#### [Work to complete]
Every record should be written out exactly, with the pictures left out.

--

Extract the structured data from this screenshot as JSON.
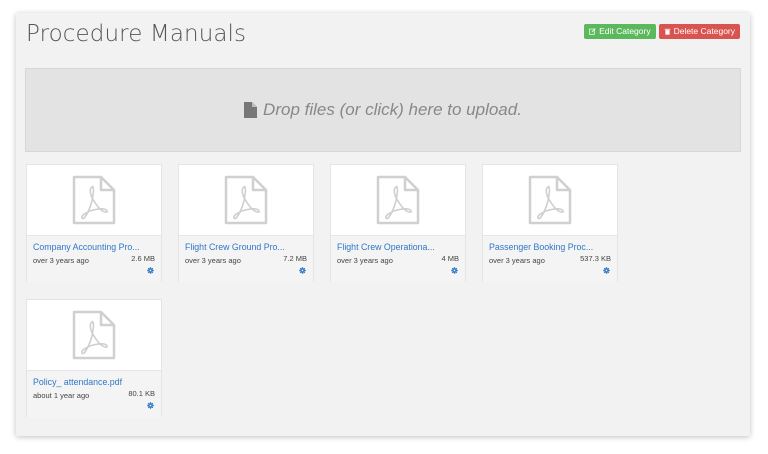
{
  "page": {
    "title": "Procedure Manuals"
  },
  "actions": {
    "edit_label": "Edit Category",
    "delete_label": "Delete Category"
  },
  "dropzone": {
    "label": "Drop files (or click) here to upload."
  },
  "files": [
    {
      "name": "Company Accounting Pro...",
      "age": "over 3 years ago",
      "size": "2.6 MB"
    },
    {
      "name": "Flight Crew Ground Pro...",
      "age": "over 3 years ago",
      "size": "7.2 MB"
    },
    {
      "name": "Flight Crew Operationa...",
      "age": "over 3 years ago",
      "size": "4 MB"
    },
    {
      "name": "Passenger Booking Proc...",
      "age": "over 3 years ago",
      "size": "537.3 KB"
    },
    {
      "name": "Policy_ attendance.pdf",
      "age": "about 1 year ago",
      "size": "80.1 KB"
    }
  ],
  "colors": {
    "edit": "#5cb85c",
    "delete": "#d9534f",
    "link": "#2f77c7"
  },
  "icons": {
    "file_thumb": "pdf-file-icon",
    "upload": "file-icon",
    "file_action": "gear-icon"
  }
}
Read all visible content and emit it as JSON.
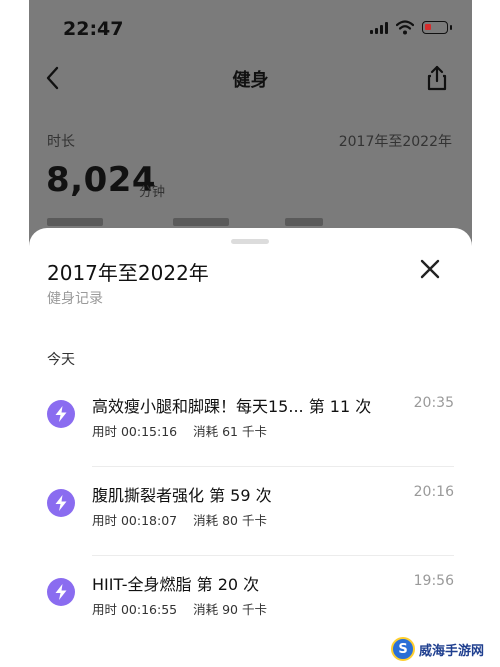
{
  "status_bar": {
    "time": "22:47"
  },
  "nav": {
    "title": "健身"
  },
  "summary": {
    "label": "时长",
    "range": "2017年至2022年",
    "value": "8,024",
    "unit": "分钟"
  },
  "sheet": {
    "title": "2017年至2022年",
    "subtitle": "健身记录",
    "section": "今天",
    "records": [
      {
        "title": "高效瘦小腿和脚踝！每天15...  第 11 次",
        "duration": "用时 00:15:16",
        "calories": "消耗 61 千卡",
        "time": "20:35"
      },
      {
        "title": "腹肌撕裂者强化 第 59 次",
        "duration": "用时 00:18:07",
        "calories": "消耗 80 千卡",
        "time": "20:16"
      },
      {
        "title": "HIIT-全身燃脂 第 20 次",
        "duration": "用时 00:16:55",
        "calories": "消耗 90 千卡",
        "time": "19:56"
      }
    ]
  },
  "watermark": {
    "text": "威海手游网"
  },
  "colors": {
    "accent": "#8a6cf0",
    "dim_overlay": "#7b7b7b",
    "battery_low": "#d62c2c"
  },
  "icons": {
    "back": "chevron-left-icon",
    "share": "share-icon",
    "close": "close-icon",
    "record": "lightning-icon"
  }
}
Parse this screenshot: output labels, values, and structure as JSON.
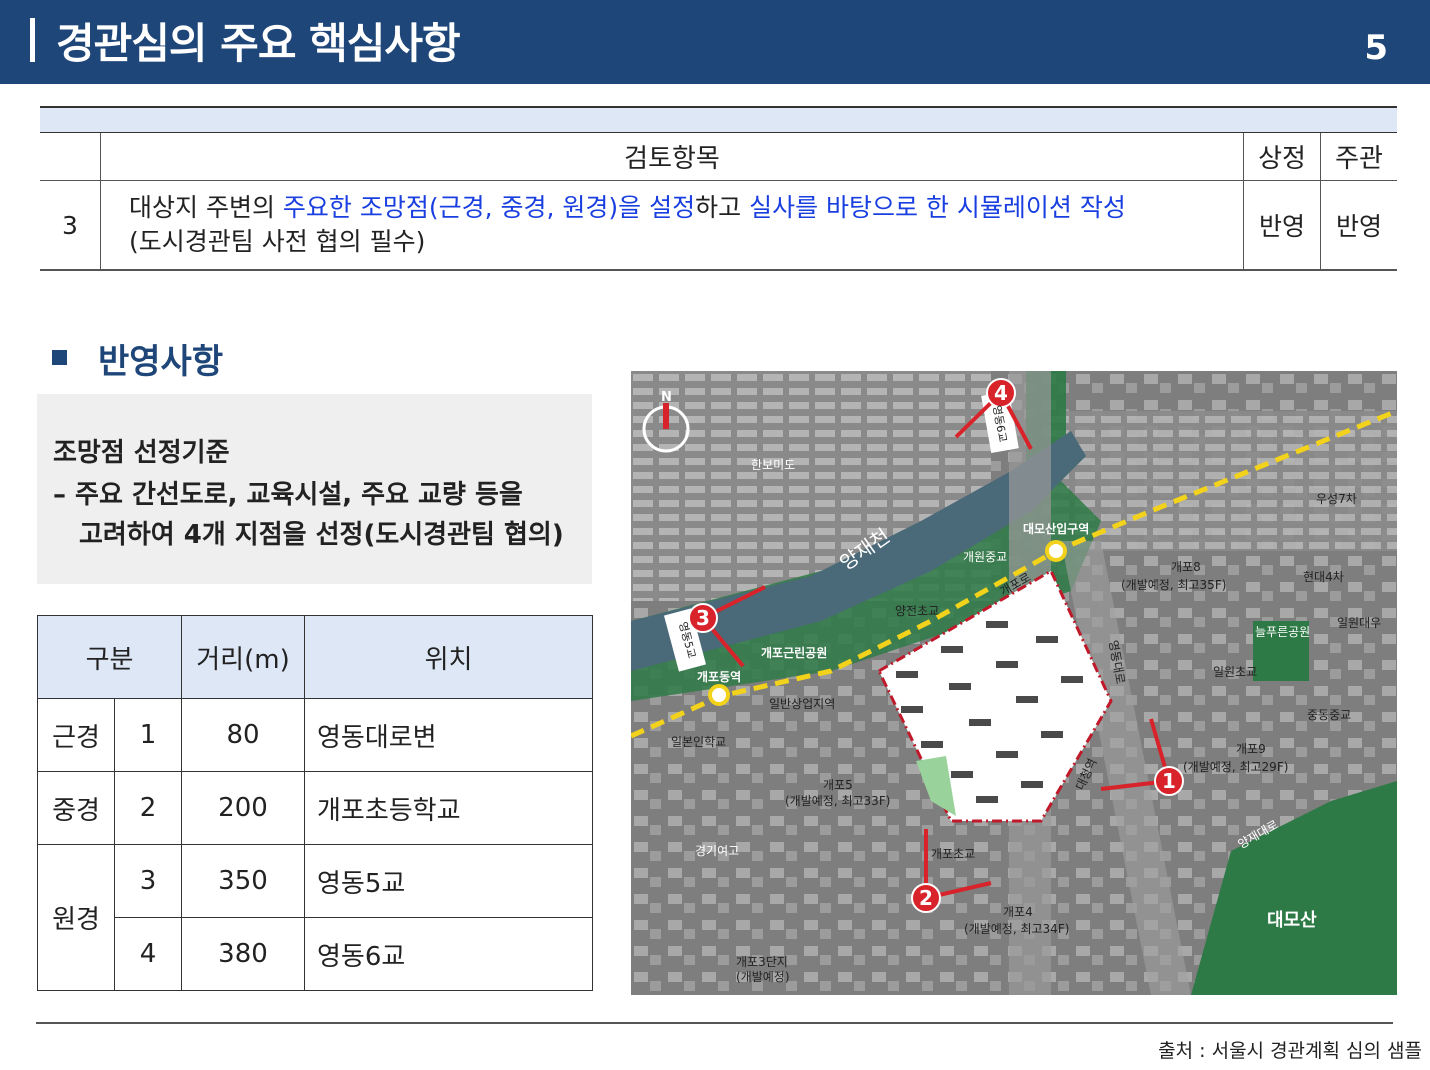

--

#### [Response to the exercise]
Extract the structured data from this screenshot as JSON.
{
  "page": {
    "title": "Procedure Manuals"
  },
  "actions": {
    "edit_label": "Edit Category",
    "delete_label": "Delete Category"
  },
  "dropzone": {
    "label": "Drop files (or click) here to upload."
  },
  "files": [
    {
      "name": "Company Accounting Pro...",
      "age": "over 3 years ago",
      "size": "2.6 MB"
    },
    {
      "name": "Flight Crew Ground Pro...",
      "age": "over 3 years ago",
      "size": "7.2 MB"
    },
    {
      "name": "Flight Crew Operationa...",
      "age": "over 3 years ago",
      "size": "4 MB"
    },
    {
      "name": "Passenger Booking Proc...",
      "age": "over 3 years ago",
      "size": "537.3 KB"
    },
    {
      "name": "Policy_ attendance.pdf",
      "age": "about 1 year ago",
      "size": "80.1 KB"
    }
  ],
  "colors": {
    "edit": "#5cb85c",
    "delete": "#d9534f",
    "link": "#2f77c7"
  },
  "icons": {
    "file_thumb": "pdf-file-icon",
    "upload": "file-icon",
    "file_action": "gear-icon"
  }
}
Read all visible content and emit it as JSON.
{
  "status_bar": {
    "time": "22:47"
  },
  "nav": {
    "title": "健身"
  },
  "summary": {
    "label": "时长",
    "range": "2017年至2022年",
    "value": "8,024",
    "unit": "分钟"
  },
  "sheet": {
    "title": "2017年至2022年",
    "subtitle": "健身记录",
    "section": "今天",
    "records": [
      {
        "title": "高效瘦小腿和脚踝！每天15...  第 11 次",
        "duration": "用时 00:15:16",
        "calories": "消耗 61 千卡",
        "time": "20:35"
      },
      {
        "title": "腹肌撕裂者强化 第 59 次",
        "duration": "用时 00:18:07",
        "calories": "消耗 80 千卡",
        "time": "20:16"
      },
      {
        "title": "HIIT-全身燃脂 第 20 次",
        "duration": "用时 00:16:55",
        "calories": "消耗 90 千卡",
        "time": "19:56"
      }
    ]
  },
  "watermark": {
    "text": "威海手游网"
  },
  "colors": {
    "accent": "#8a6cf0",
    "dim_overlay": "#7b7b7b",
    "battery_low": "#d62c2c"
  },
  "icons": {
    "back": "chevron-left-icon",
    "share": "share-icon",
    "close": "close-icon",
    "record": "lightning-icon"
  }
}
Parse this screenshot: output labels, values, and structure as JSON.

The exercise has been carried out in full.